[Begin DATA TO USE]

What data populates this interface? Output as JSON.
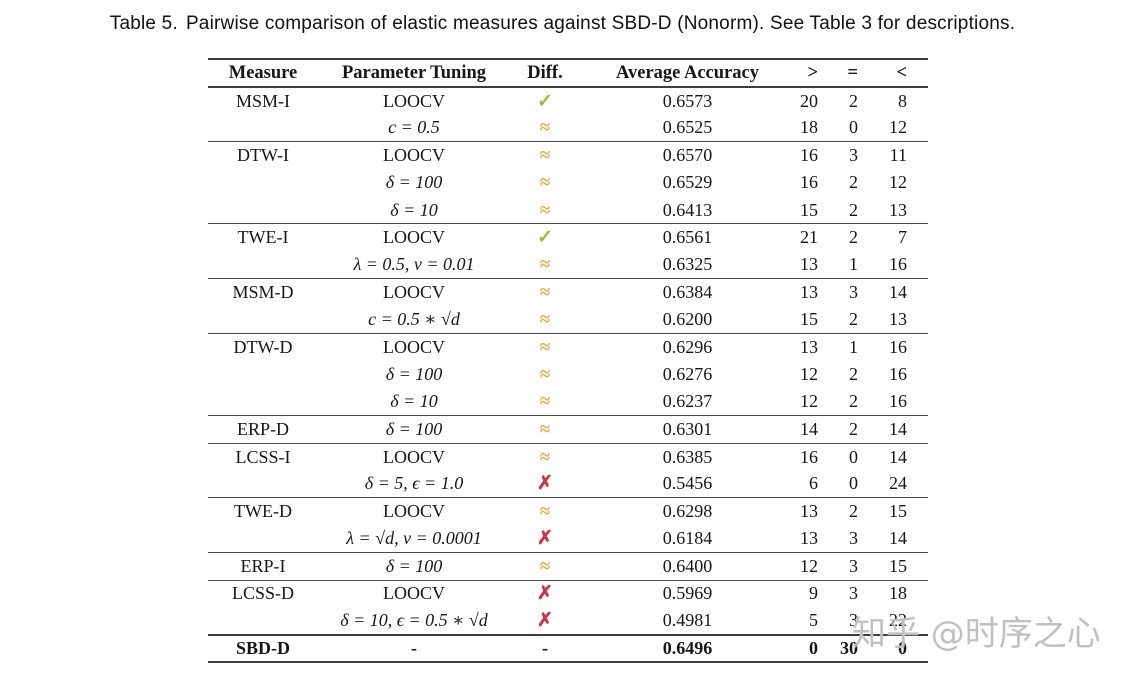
{
  "caption": {
    "label": "Table 5.",
    "text": "Pairwise comparison of elastic measures against SBD-D (Nonorm). See Table 3 for descriptions."
  },
  "table": {
    "columns": [
      "Measure",
      "Parameter Tuning",
      "Diff.",
      "Average Accuracy",
      ">",
      "=",
      "<"
    ],
    "diff_symbols": {
      "check": {
        "glyph": "✓",
        "color": "#96be3a"
      },
      "approx": {
        "glyph": "≈",
        "color": "#e9a83f"
      },
      "cross": {
        "glyph": "✗",
        "color": "#cd3448"
      },
      "dash": {
        "glyph": "-",
        "color": "#1b1b1b"
      }
    },
    "rows": [
      {
        "measure": "MSM-I",
        "parameter": "LOOCV",
        "param_math": false,
        "diff": "check",
        "accuracy": "0.6573",
        "gt": "20",
        "eq": "2",
        "lt": "8",
        "rule_above": false,
        "bold": false
      },
      {
        "measure": "",
        "parameter": "c = 0.5",
        "param_math": true,
        "diff": "approx",
        "accuracy": "0.6525",
        "gt": "18",
        "eq": "0",
        "lt": "12",
        "rule_above": false,
        "bold": false
      },
      {
        "measure": "DTW-I",
        "parameter": "LOOCV",
        "param_math": false,
        "diff": "approx",
        "accuracy": "0.6570",
        "gt": "16",
        "eq": "3",
        "lt": "11",
        "rule_above": true,
        "bold": false
      },
      {
        "measure": "",
        "parameter": "δ = 100",
        "param_math": true,
        "diff": "approx",
        "accuracy": "0.6529",
        "gt": "16",
        "eq": "2",
        "lt": "12",
        "rule_above": false,
        "bold": false
      },
      {
        "measure": "",
        "parameter": "δ = 10",
        "param_math": true,
        "diff": "approx",
        "accuracy": "0.6413",
        "gt": "15",
        "eq": "2",
        "lt": "13",
        "rule_above": false,
        "bold": false
      },
      {
        "measure": "TWE-I",
        "parameter": "LOOCV",
        "param_math": false,
        "diff": "check",
        "accuracy": "0.6561",
        "gt": "21",
        "eq": "2",
        "lt": "7",
        "rule_above": true,
        "bold": false
      },
      {
        "measure": "",
        "parameter": "λ = 0.5, ν = 0.01",
        "param_math": true,
        "diff": "approx",
        "accuracy": "0.6325",
        "gt": "13",
        "eq": "1",
        "lt": "16",
        "rule_above": false,
        "bold": false
      },
      {
        "measure": "MSM-D",
        "parameter": "LOOCV",
        "param_math": false,
        "diff": "approx",
        "accuracy": "0.6384",
        "gt": "13",
        "eq": "3",
        "lt": "14",
        "rule_above": true,
        "bold": false
      },
      {
        "measure": "",
        "parameter": "c = 0.5 ∗ √d",
        "param_math": true,
        "diff": "approx",
        "accuracy": "0.6200",
        "gt": "15",
        "eq": "2",
        "lt": "13",
        "rule_above": false,
        "bold": false
      },
      {
        "measure": "DTW-D",
        "parameter": "LOOCV",
        "param_math": false,
        "diff": "approx",
        "accuracy": "0.6296",
        "gt": "13",
        "eq": "1",
        "lt": "16",
        "rule_above": true,
        "bold": false
      },
      {
        "measure": "",
        "parameter": "δ = 100",
        "param_math": true,
        "diff": "approx",
        "accuracy": "0.6276",
        "gt": "12",
        "eq": "2",
        "lt": "16",
        "rule_above": false,
        "bold": false
      },
      {
        "measure": "",
        "parameter": "δ = 10",
        "param_math": true,
        "diff": "approx",
        "accuracy": "0.6237",
        "gt": "12",
        "eq": "2",
        "lt": "16",
        "rule_above": false,
        "bold": false
      },
      {
        "measure": "ERP-D",
        "parameter": "δ = 100",
        "param_math": true,
        "diff": "approx",
        "accuracy": "0.6301",
        "gt": "14",
        "eq": "2",
        "lt": "14",
        "rule_above": true,
        "bold": false
      },
      {
        "measure": "LCSS-I",
        "parameter": "LOOCV",
        "param_math": false,
        "diff": "approx",
        "accuracy": "0.6385",
        "gt": "16",
        "eq": "0",
        "lt": "14",
        "rule_above": true,
        "bold": false
      },
      {
        "measure": "",
        "parameter": "δ = 5, ϵ = 1.0",
        "param_math": true,
        "diff": "cross",
        "accuracy": "0.5456",
        "gt": "6",
        "eq": "0",
        "lt": "24",
        "rule_above": false,
        "bold": false
      },
      {
        "measure": "TWE-D",
        "parameter": "LOOCV",
        "param_math": false,
        "diff": "approx",
        "accuracy": "0.6298",
        "gt": "13",
        "eq": "2",
        "lt": "15",
        "rule_above": true,
        "bold": false
      },
      {
        "measure": "",
        "parameter": "λ = √d, ν = 0.0001",
        "param_math": true,
        "diff": "cross",
        "accuracy": "0.6184",
        "gt": "13",
        "eq": "3",
        "lt": "14",
        "rule_above": false,
        "bold": false
      },
      {
        "measure": "ERP-I",
        "parameter": "δ = 100",
        "param_math": true,
        "diff": "approx",
        "accuracy": "0.6400",
        "gt": "12",
        "eq": "3",
        "lt": "15",
        "rule_above": true,
        "bold": false
      },
      {
        "measure": "LCSS-D",
        "parameter": "LOOCV",
        "param_math": false,
        "diff": "cross",
        "accuracy": "0.5969",
        "gt": "9",
        "eq": "3",
        "lt": "18",
        "rule_above": true,
        "bold": false
      },
      {
        "measure": "",
        "parameter": "δ = 10, ϵ = 0.5 ∗ √d",
        "param_math": true,
        "diff": "cross",
        "accuracy": "0.4981",
        "gt": "5",
        "eq": "3",
        "lt": "22",
        "rule_above": false,
        "bold": false
      },
      {
        "measure": "SBD-D",
        "parameter": "-",
        "param_math": false,
        "diff": "dash",
        "accuracy": "0.6496",
        "gt": "0",
        "eq": "30",
        "lt": "0",
        "rule_above": true,
        "bold": true
      }
    ]
  },
  "watermark": {
    "text": "知乎 @时序之心",
    "color": "#b2b2b2"
  }
}
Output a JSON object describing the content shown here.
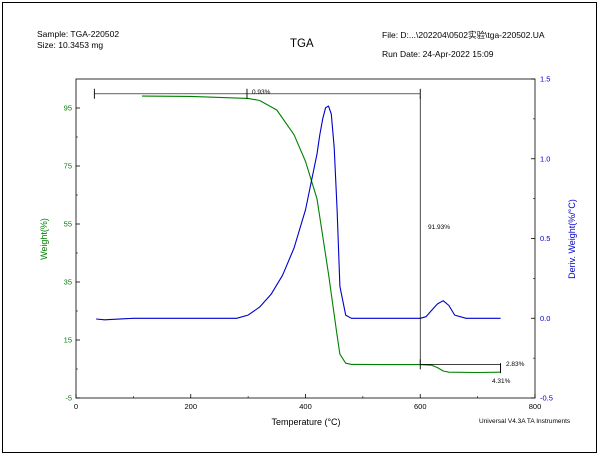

[End DATA TO USE]

GIVEN REQUEST |
Gather every line containing the word "color" and copy it.

IN RESPONSE |
        "color": "#96be3a"
        "color": "#e9a83f"
        "color": "#cd3448"
        "color": "#1b1b1b"
    "color": "#b2b2b2"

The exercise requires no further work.